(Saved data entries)
★ ★ ★
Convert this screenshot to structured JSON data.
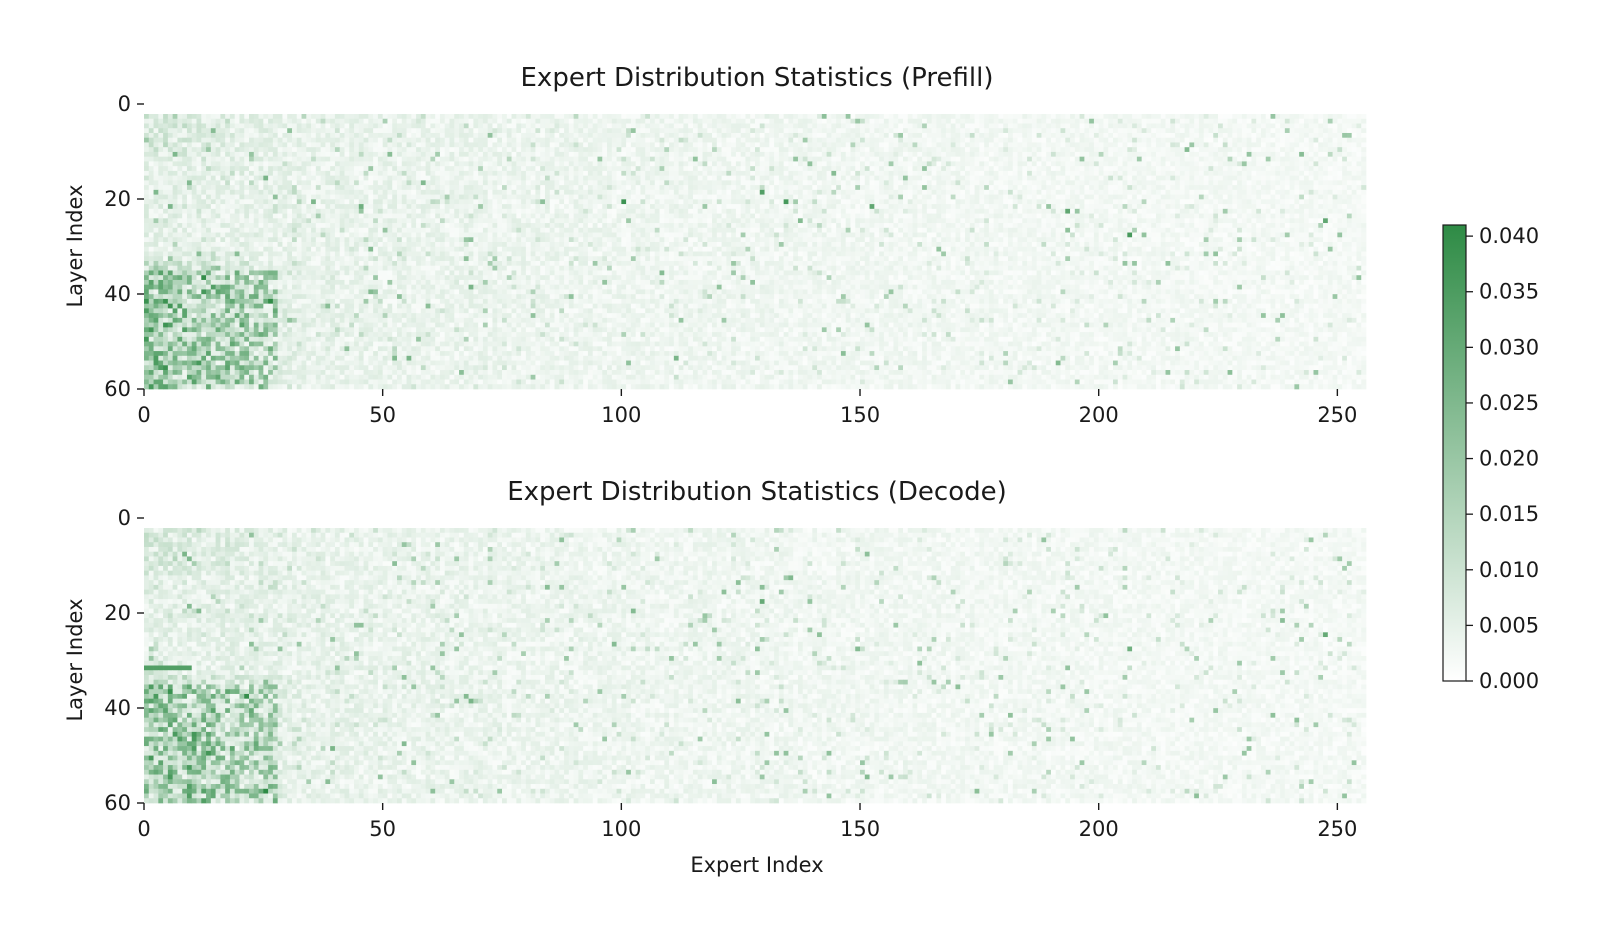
{
  "chart_data": [
    {
      "type": "heatmap",
      "id": "prefill",
      "title": "Expert Distribution Statistics (Prefill)",
      "xlabel": "",
      "ylabel": "Layer Index",
      "x_ticks": [
        0,
        50,
        100,
        150,
        200,
        250
      ],
      "y_ticks": [
        0,
        20,
        40,
        60
      ],
      "xlim": [
        0,
        256
      ],
      "ylim": [
        0,
        58
      ],
      "rows": 58,
      "cols": 256,
      "colormap": {
        "low": "#ffffff",
        "high": "#2e8b45"
      },
      "value_range": [
        0,
        0.041
      ],
      "hotspots": [
        {
          "layer": 18,
          "expert": 100,
          "value": 0.038
        },
        {
          "layer": 16,
          "expert": 129,
          "value": 0.034
        },
        {
          "layer": 18,
          "expert": 134,
          "value": 0.036
        },
        {
          "layer": 19,
          "expert": 152,
          "value": 0.031
        },
        {
          "layer": 25,
          "expert": 206,
          "value": 0.036
        },
        {
          "layer": 20,
          "expert": 193,
          "value": 0.031
        },
        {
          "layer": 22,
          "expert": 247,
          "value": 0.031
        },
        {
          "layer": 19,
          "expert": 45,
          "value": 0.028
        },
        {
          "layer": 36,
          "expert": 68,
          "value": 0.026
        },
        {
          "layer": 51,
          "expert": 55,
          "value": 0.026
        },
        {
          "layer": 51,
          "expert": 111,
          "value": 0.026
        },
        {
          "layer": 7,
          "expert": 218,
          "value": 0.024
        }
      ]
    },
    {
      "type": "heatmap",
      "id": "decode",
      "title": "Expert Distribution Statistics (Decode)",
      "xlabel": "Expert Index",
      "ylabel": "Layer Index",
      "x_ticks": [
        0,
        50,
        100,
        150,
        200,
        250
      ],
      "y_ticks": [
        0,
        20,
        40,
        60
      ],
      "xlim": [
        0,
        256
      ],
      "ylim": [
        0,
        58
      ],
      "rows": 58,
      "cols": 256,
      "colormap": {
        "low": "#ffffff",
        "high": "#2e8b45"
      },
      "value_range": [
        0,
        0.041
      ],
      "hotspots": [
        {
          "layer": 15,
          "expert": 129,
          "value": 0.03
        },
        {
          "layer": 22,
          "expert": 247,
          "value": 0.03
        },
        {
          "layer": 25,
          "expert": 206,
          "value": 0.028
        },
        {
          "layer": 36,
          "expert": 68,
          "value": 0.026
        },
        {
          "layer": 52,
          "expert": 151,
          "value": 0.024
        },
        {
          "layer": 20,
          "expert": 45,
          "value": 0.022
        }
      ],
      "bands": [
        {
          "layer": 29,
          "expert_start": 0,
          "expert_end": 10,
          "value": 0.034
        }
      ]
    }
  ],
  "colorbar": {
    "min": 0.0,
    "max": 0.041,
    "ticks": [
      "0.000",
      "0.005",
      "0.010",
      "0.015",
      "0.020",
      "0.025",
      "0.030",
      "0.035",
      "0.040"
    ],
    "tick_values": [
      0.0,
      0.005,
      0.01,
      0.015,
      0.02,
      0.025,
      0.03,
      0.035,
      0.04
    ],
    "low_color": "#ffffff",
    "high_color": "#2e8b45"
  }
}
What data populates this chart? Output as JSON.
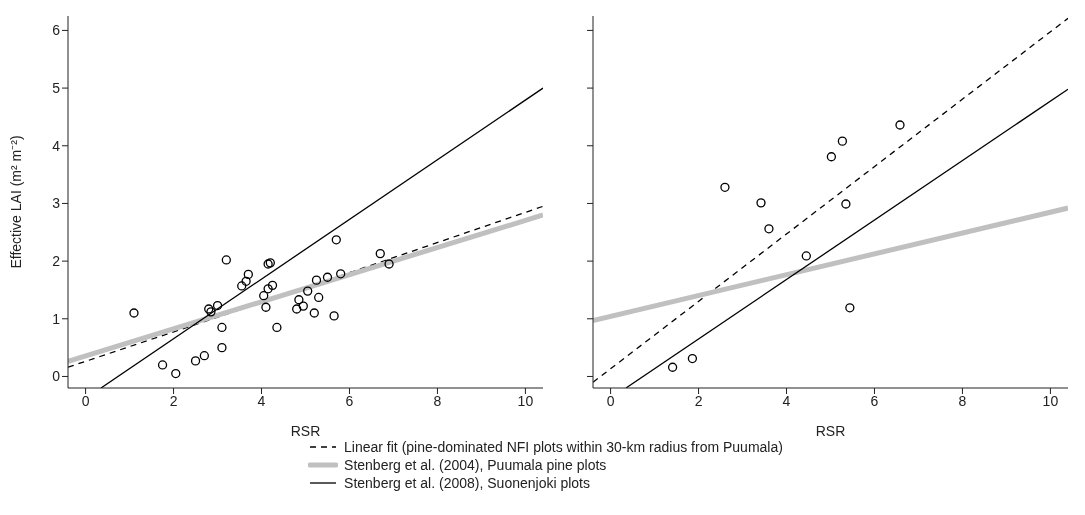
{
  "chart_data": [
    {
      "type": "scatter",
      "xlabel": "RSR",
      "ylabel": "Effective LAI (m² m⁻²)",
      "xlim": [
        -0.4,
        10.4
      ],
      "ylim": [
        -0.2,
        6.25
      ],
      "xticks": [
        0,
        2,
        4,
        6,
        8,
        10
      ],
      "yticks": [
        0,
        1,
        2,
        3,
        4,
        5,
        6
      ],
      "grid": false,
      "legend": "bottom",
      "series": [
        {
          "color": "#000000",
          "marker": "circle",
          "x": [
            1.1,
            1.75,
            2.05,
            2.5,
            2.7,
            2.8,
            2.85,
            3.0,
            3.1,
            3.1,
            3.2,
            3.55,
            3.65,
            3.7,
            4.05,
            4.1,
            4.15,
            4.15,
            4.2,
            4.25,
            4.35,
            4.8,
            4.85,
            4.95,
            5.05,
            5.2,
            5.25,
            5.3,
            5.5,
            5.65,
            5.7,
            5.8,
            6.7,
            6.9
          ],
          "values": [
            1.1,
            0.2,
            0.05,
            0.27,
            0.36,
            1.17,
            1.12,
            1.23,
            0.85,
            0.5,
            2.02,
            1.57,
            1.65,
            1.77,
            1.4,
            1.2,
            1.52,
            1.95,
            1.97,
            1.58,
            0.85,
            1.17,
            1.33,
            1.22,
            1.48,
            1.1,
            1.67,
            1.37,
            1.72,
            1.05,
            2.37,
            1.78,
            2.13,
            1.95
          ]
        },
        {
          "type": "line",
          "name": "Linear fit (pine-dominated NFI plots within 30-km radius from Puumala)",
          "color": "#000000",
          "line_style": "dashed",
          "x": [
            -0.4,
            5.7,
            10.4
          ],
          "values": [
            0.16,
            1.72,
            2.95
          ]
        },
        {
          "type": "line",
          "name": "Stenberg et al. (2004), Puumala pine plots",
          "color": "#c0c0c0",
          "line_style": "solid",
          "x": [
            -0.4,
            10.4
          ],
          "values": [
            0.26,
            2.8
          ]
        },
        {
          "type": "line",
          "name": "Stenberg et al. (2008), Suonenjoki plots",
          "color": "#000000",
          "line_style": "solid",
          "x": [
            0.35,
            10.4
          ],
          "values": [
            -0.2,
            5.0
          ]
        }
      ]
    },
    {
      "type": "scatter",
      "xlabel": "RSR",
      "xlim": [
        -0.4,
        10.4
      ],
      "ylim": [
        -0.2,
        6.25
      ],
      "xticks": [
        0,
        2,
        4,
        6,
        8,
        10
      ],
      "yticks": [
        {
          "value": 0,
          "label": null
        },
        {
          "value": 1,
          "label": null
        },
        {
          "value": 2,
          "label": null
        },
        {
          "value": 3,
          "label": null
        },
        {
          "value": 4,
          "label": null
        },
        {
          "value": 5,
          "label": null
        },
        {
          "value": 6,
          "label": null
        }
      ],
      "tick_labels": "x",
      "grid": false,
      "series": [
        {
          "color": "#000000",
          "marker": "circle",
          "x": [
            1.41,
            1.86,
            2.6,
            3.42,
            3.6,
            4.45,
            5.02,
            5.27,
            5.35,
            5.44,
            6.58
          ],
          "values": [
            0.16,
            0.31,
            3.28,
            3.01,
            2.56,
            2.09,
            3.81,
            4.08,
            2.99,
            1.19,
            4.36
          ]
        },
        {
          "type": "line",
          "color": "#000000",
          "line_style": "dashed",
          "x": [
            -0.4,
            10.4
          ],
          "values": [
            -0.1,
            6.21
          ]
        },
        {
          "type": "line",
          "color": "#c0c0c0",
          "line_style": "solid",
          "x": [
            -0.4,
            10.4
          ],
          "values": [
            0.97,
            2.92
          ]
        },
        {
          "type": "line",
          "color": "#000000",
          "line_style": "solid",
          "x": [
            0.35,
            10.4
          ],
          "values": [
            -0.2,
            4.98
          ]
        }
      ]
    }
  ]
}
★ ★ ★
**Requirement**. Restate the records word for word, omitting images.

**Result of the exercise**.
Convert this screenshot to structured JSON data.
{
  "chart_data": [
    {
      "type": "heatmap",
      "id": "prefill",
      "title": "Expert Distribution Statistics (Prefill)",
      "xlabel": "",
      "ylabel": "Layer Index",
      "x_ticks": [
        0,
        50,
        100,
        150,
        200,
        250
      ],
      "y_ticks": [
        0,
        20,
        40,
        60
      ],
      "xlim": [
        0,
        256
      ],
      "ylim": [
        0,
        58
      ],
      "rows": 58,
      "cols": 256,
      "colormap": {
        "low": "#ffffff",
        "high": "#2e8b45"
      },
      "value_range": [
        0,
        0.041
      ],
      "hotspots": [
        {
          "layer": 18,
          "expert": 100,
          "value": 0.038
        },
        {
          "layer": 16,
          "expert": 129,
          "value": 0.034
        },
        {
          "layer": 18,
          "expert": 134,
          "value": 0.036
        },
        {
          "layer": 19,
          "expert": 152,
          "value": 0.031
        },
        {
          "layer": 25,
          "expert": 206,
          "value": 0.036
        },
        {
          "layer": 20,
          "expert": 193,
          "value": 0.031
        },
        {
          "layer": 22,
          "expert": 247,
          "value": 0.031
        },
        {
          "layer": 19,
          "expert": 45,
          "value": 0.028
        },
        {
          "layer": 36,
          "expert": 68,
          "value": 0.026
        },
        {
          "layer": 51,
          "expert": 55,
          "value": 0.026
        },
        {
          "layer": 51,
          "expert": 111,
          "value": 0.026
        },
        {
          "layer": 7,
          "expert": 218,
          "value": 0.024
        }
      ]
    },
    {
      "type": "heatmap",
      "id": "decode",
      "title": "Expert Distribution Statistics (Decode)",
      "xlabel": "Expert Index",
      "ylabel": "Layer Index",
      "x_ticks": [
        0,
        50,
        100,
        150,
        200,
        250
      ],
      "y_ticks": [
        0,
        20,
        40,
        60
      ],
      "xlim": [
        0,
        256
      ],
      "ylim": [
        0,
        58
      ],
      "rows": 58,
      "cols": 256,
      "colormap": {
        "low": "#ffffff",
        "high": "#2e8b45"
      },
      "value_range": [
        0,
        0.041
      ],
      "hotspots": [
        {
          "layer": 15,
          "expert": 129,
          "value": 0.03
        },
        {
          "layer": 22,
          "expert": 247,
          "value": 0.03
        },
        {
          "layer": 25,
          "expert": 206,
          "value": 0.028
        },
        {
          "layer": 36,
          "expert": 68,
          "value": 0.026
        },
        {
          "layer": 52,
          "expert": 151,
          "value": 0.024
        },
        {
          "layer": 20,
          "expert": 45,
          "value": 0.022
        }
      ],
      "bands": [
        {
          "layer": 29,
          "expert_start": 0,
          "expert_end": 10,
          "value": 0.034
        }
      ]
    }
  ],
  "colorbar": {
    "min": 0.0,
    "max": 0.041,
    "ticks": [
      "0.000",
      "0.005",
      "0.010",
      "0.015",
      "0.020",
      "0.025",
      "0.030",
      "0.035",
      "0.040"
    ],
    "tick_values": [
      0.0,
      0.005,
      0.01,
      0.015,
      0.02,
      0.025,
      0.03,
      0.035,
      0.04
    ],
    "low_color": "#ffffff",
    "high_color": "#2e8b45"
  }
}
What data populates this chart? Output as JSON.
{
  "chart_data": [
    {
      "type": "scatter",
      "xlabel": "RSR",
      "ylabel": "Effective LAI (m² m⁻²)",
      "xlim": [
        -0.4,
        10.4
      ],
      "ylim": [
        -0.2,
        6.25
      ],
      "xticks": [
        0,
        2,
        4,
        6,
        8,
        10
      ],
      "yticks": [
        0,
        1,
        2,
        3,
        4,
        5,
        6
      ],
      "grid": false,
      "legend": "bottom",
      "series": [
        {
          "color": "#000000",
          "marker": "circle",
          "x": [
            1.1,
            1.75,
            2.05,
            2.5,
            2.7,
            2.8,
            2.85,
            3.0,
            3.1,
            3.1,
            3.2,
            3.55,
            3.65,
            3.7,
            4.05,
            4.1,
            4.15,
            4.15,
            4.2,
            4.25,
            4.35,
            4.8,
            4.85,
            4.95,
            5.05,
            5.2,
            5.25,
            5.3,
            5.5,
            5.65,
            5.7,
            5.8,
            6.7,
            6.9
          ],
          "values": [
            1.1,
            0.2,
            0.05,
            0.27,
            0.36,
            1.17,
            1.12,
            1.23,
            0.85,
            0.5,
            2.02,
            1.57,
            1.65,
            1.77,
            1.4,
            1.2,
            1.52,
            1.95,
            1.97,
            1.58,
            0.85,
            1.17,
            1.33,
            1.22,
            1.48,
            1.1,
            1.67,
            1.37,
            1.72,
            1.05,
            2.37,
            1.78,
            2.13,
            1.95
          ]
        },
        {
          "type": "line",
          "name": "Linear fit (pine-dominated NFI plots within 30-km radius from Puumala)",
          "color": "#000000",
          "line_style": "dashed",
          "x": [
            -0.4,
            5.7,
            10.4
          ],
          "values": [
            0.16,
            1.72,
            2.95
          ]
        },
        {
          "type": "line",
          "name": "Stenberg et al. (2004), Puumala pine plots",
          "color": "#c0c0c0",
          "line_style": "solid",
          "x": [
            -0.4,
            10.4
          ],
          "values": [
            0.26,
            2.8
          ]
        },
        {
          "type": "line",
          "name": "Stenberg et al. (2008), Suonenjoki plots",
          "color": "#000000",
          "line_style": "solid",
          "x": [
            0.35,
            10.4
          ],
          "values": [
            -0.2,
            5.0
          ]
        }
      ]
    },
    {
      "type": "scatter",
      "xlabel": "RSR",
      "xlim": [
        -0.4,
        10.4
      ],
      "ylim": [
        -0.2,
        6.25
      ],
      "xticks": [
        0,
        2,
        4,
        6,
        8,
        10
      ],
      "yticks": [
        {
          "value": 0,
          "label": null
        },
        {
          "value": 1,
          "label": null
        },
        {
          "value": 2,
          "label": null
        },
        {
          "value": 3,
          "label": null
        },
        {
          "value": 4,
          "label": null
        },
        {
          "value": 5,
          "label": null
        },
        {
          "value": 6,
          "label": null
        }
      ],
      "tick_labels": "x",
      "grid": false,
      "series": [
        {
          "color": "#000000",
          "marker": "circle",
          "x": [
            1.41,
            1.86,
            2.6,
            3.42,
            3.6,
            4.45,
            5.02,
            5.27,
            5.35,
            5.44,
            6.58
          ],
          "values": [
            0.16,
            0.31,
            3.28,
            3.01,
            2.56,
            2.09,
            3.81,
            4.08,
            2.99,
            1.19,
            4.36
          ]
        },
        {
          "type": "line",
          "color": "#000000",
          "line_style": "dashed",
          "x": [
            -0.4,
            10.4
          ],
          "values": [
            -0.1,
            6.21
          ]
        },
        {
          "type": "line",
          "color": "#c0c0c0",
          "line_style": "solid",
          "x": [
            -0.4,
            10.4
          ],
          "values": [
            0.97,
            2.92
          ]
        },
        {
          "type": "line",
          "color": "#000000",
          "line_style": "solid",
          "x": [
            0.35,
            10.4
          ],
          "values": [
            -0.2,
            4.98
          ]
        }
      ]
    }
  ]
}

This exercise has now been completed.